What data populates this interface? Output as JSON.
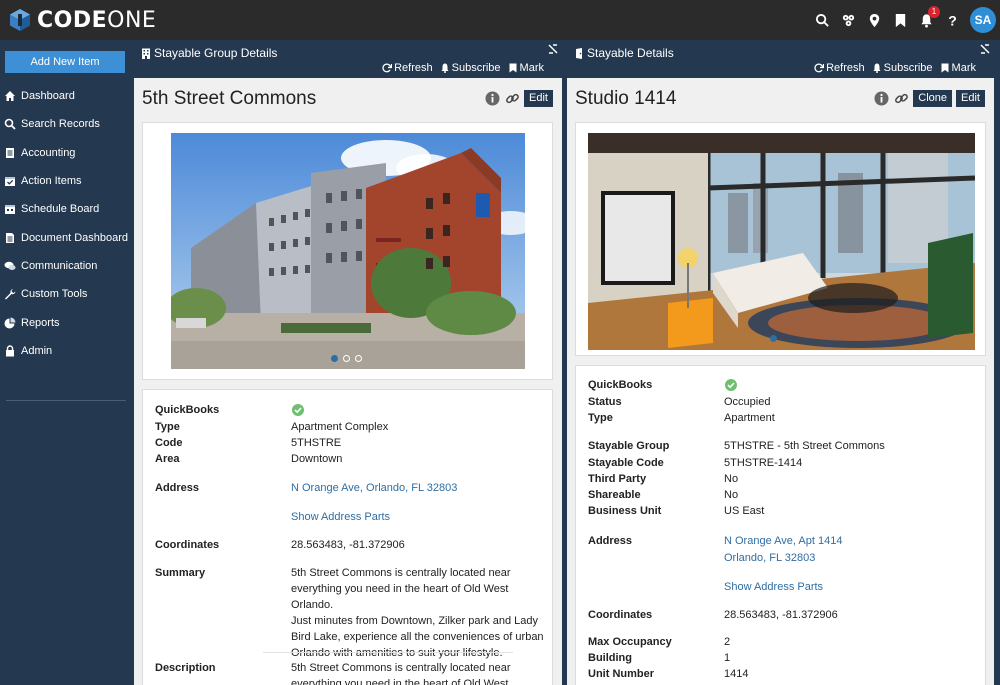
{
  "app": {
    "brand_bold": "CODE",
    "brand_light": "ONE",
    "notification_count": "1",
    "avatar_initials": "SA"
  },
  "topbar_icons": [
    "search-icon",
    "org-icon",
    "location-icon",
    "bookmark-icon",
    "bell-icon",
    "help-icon"
  ],
  "sidebar": {
    "add_button": "Add New Item",
    "items": [
      {
        "label": "Dashboard",
        "icon": "home-icon"
      },
      {
        "label": "Search Records",
        "icon": "search-icon"
      },
      {
        "label": "Accounting",
        "icon": "ledger-icon"
      },
      {
        "label": "Action Items",
        "icon": "calendar-check-icon"
      },
      {
        "label": "Schedule Board",
        "icon": "calendar-icon"
      },
      {
        "label": "Document Dashboard",
        "icon": "document-icon"
      },
      {
        "label": "Communication",
        "icon": "chat-icon"
      },
      {
        "label": "Custom Tools",
        "icon": "wrench-icon"
      },
      {
        "label": "Reports",
        "icon": "pie-chart-icon"
      },
      {
        "label": "Admin",
        "icon": "lock-icon"
      }
    ]
  },
  "left_panel": {
    "header_title": "Stayable Group Details",
    "actions": {
      "refresh": "Refresh",
      "subscribe": "Subscribe",
      "mark": "Mark"
    },
    "record_title": "5th Street Commons",
    "edit_label": "Edit",
    "fields": {
      "quickbooks_label": "QuickBooks",
      "type_label": "Type",
      "type_value": "Apartment Complex",
      "code_label": "Code",
      "code_value": "5THSTRE",
      "area_label": "Area",
      "area_value": "Downtown",
      "address_label": "Address",
      "address_value": "N Orange Ave, Orlando, FL 32803",
      "show_address_parts": "Show Address Parts",
      "coordinates_label": "Coordinates",
      "coordinates_value": "28.563483, -81.372906",
      "summary_label": "Summary",
      "summary_lines": [
        "5th Street Commons is centrally located near",
        "everything you need in the heart of Old West Orlando.",
        "Just minutes from Downtown, Zilker park and Lady",
        "Bird Lake, experience all the conveniences of urban",
        "Orlando with amenities to suit your lifestyle."
      ],
      "description_label": "Description",
      "description_lines": [
        "5th Street Commons is centrally located near",
        "everything you need in the heart of Old West Orlando."
      ]
    }
  },
  "right_panel": {
    "header_title": "Stayable Details",
    "actions": {
      "refresh": "Refresh",
      "subscribe": "Subscribe",
      "mark": "Mark"
    },
    "record_title": "Studio 1414",
    "clone_label": "Clone",
    "edit_label": "Edit",
    "fields": {
      "quickbooks_label": "QuickBooks",
      "status_label": "Status",
      "status_value": "Occupied",
      "type_label": "Type",
      "type_value": "Apartment",
      "group_label": "Stayable Group",
      "group_value": "5THSTRE - 5th Street Commons",
      "code_label": "Stayable Code",
      "code_value": "5THSTRE-1414",
      "third_party_label": "Third Party",
      "third_party_value": "No",
      "shareable_label": "Shareable",
      "shareable_value": "No",
      "business_unit_label": "Business Unit",
      "business_unit_value": "US East",
      "address_label": "Address",
      "address_line1": "N Orange Ave, Apt 1414",
      "address_line2": "Orlando, FL 32803",
      "show_address_parts": "Show Address Parts",
      "coordinates_label": "Coordinates",
      "coordinates_value": "28.563483, -81.372906",
      "max_occupancy_label": "Max Occupancy",
      "max_occupancy_value": "2",
      "building_label": "Building",
      "building_value": "1",
      "unit_number_label": "Unit Number",
      "unit_number_value": "1414"
    }
  },
  "colors": {
    "navy": "#24384f",
    "topbar": "#2b2b2b",
    "accent": "#3d8fd6",
    "link": "#2f6ea3",
    "check": "#6cc070"
  }
}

→ **Given request**
Print the whole listing above once more, word for word, without its pictures.

→ **Solution to the problem**
What data populates this interface? Output as JSON.
{
  "app": {
    "brand_bold": "CODE",
    "brand_light": "ONE",
    "notification_count": "1",
    "avatar_initials": "SA"
  },
  "topbar_icons": [
    "search-icon",
    "org-icon",
    "location-icon",
    "bookmark-icon",
    "bell-icon",
    "help-icon"
  ],
  "sidebar": {
    "add_button": "Add New Item",
    "items": [
      {
        "label": "Dashboard",
        "icon": "home-icon"
      },
      {
        "label": "Search Records",
        "icon": "search-icon"
      },
      {
        "label": "Accounting",
        "icon": "ledger-icon"
      },
      {
        "label": "Action Items",
        "icon": "calendar-check-icon"
      },
      {
        "label": "Schedule Board",
        "icon": "calendar-icon"
      },
      {
        "label": "Document Dashboard",
        "icon": "document-icon"
      },
      {
        "label": "Communication",
        "icon": "chat-icon"
      },
      {
        "label": "Custom Tools",
        "icon": "wrench-icon"
      },
      {
        "label": "Reports",
        "icon": "pie-chart-icon"
      },
      {
        "label": "Admin",
        "icon": "lock-icon"
      }
    ]
  },
  "left_panel": {
    "header_title": "Stayable Group Details",
    "actions": {
      "refresh": "Refresh",
      "subscribe": "Subscribe",
      "mark": "Mark"
    },
    "record_title": "5th Street Commons",
    "edit_label": "Edit",
    "fields": {
      "quickbooks_label": "QuickBooks",
      "type_label": "Type",
      "type_value": "Apartment Complex",
      "code_label": "Code",
      "code_value": "5THSTRE",
      "area_label": "Area",
      "area_value": "Downtown",
      "address_label": "Address",
      "address_value": "N Orange Ave, Orlando, FL 32803",
      "show_address_parts": "Show Address Parts",
      "coordinates_label": "Coordinates",
      "coordinates_value": "28.563483, -81.372906",
      "summary_label": "Summary",
      "summary_lines": [
        "5th Street Commons is centrally located near",
        "everything you need in the heart of Old West Orlando.",
        "Just minutes from Downtown, Zilker park and Lady",
        "Bird Lake, experience all the conveniences of urban",
        "Orlando with amenities to suit your lifestyle."
      ],
      "description_label": "Description",
      "description_lines": [
        "5th Street Commons is centrally located near",
        "everything you need in the heart of Old West Orlando."
      ]
    }
  },
  "right_panel": {
    "header_title": "Stayable Details",
    "actions": {
      "refresh": "Refresh",
      "subscribe": "Subscribe",
      "mark": "Mark"
    },
    "record_title": "Studio 1414",
    "clone_label": "Clone",
    "edit_label": "Edit",
    "fields": {
      "quickbooks_label": "QuickBooks",
      "status_label": "Status",
      "status_value": "Occupied",
      "type_label": "Type",
      "type_value": "Apartment",
      "group_label": "Stayable Group",
      "group_value": "5THSTRE - 5th Street Commons",
      "code_label": "Stayable Code",
      "code_value": "5THSTRE-1414",
      "third_party_label": "Third Party",
      "third_party_value": "No",
      "shareable_label": "Shareable",
      "shareable_value": "No",
      "business_unit_label": "Business Unit",
      "business_unit_value": "US East",
      "address_label": "Address",
      "address_line1": "N Orange Ave, Apt 1414",
      "address_line2": "Orlando, FL 32803",
      "show_address_parts": "Show Address Parts",
      "coordinates_label": "Coordinates",
      "coordinates_value": "28.563483, -81.372906",
      "max_occupancy_label": "Max Occupancy",
      "max_occupancy_value": "2",
      "building_label": "Building",
      "building_value": "1",
      "unit_number_label": "Unit Number",
      "unit_number_value": "1414"
    }
  },
  "colors": {
    "navy": "#24384f",
    "topbar": "#2b2b2b",
    "accent": "#3d8fd6",
    "link": "#2f6ea3",
    "check": "#6cc070"
  }
}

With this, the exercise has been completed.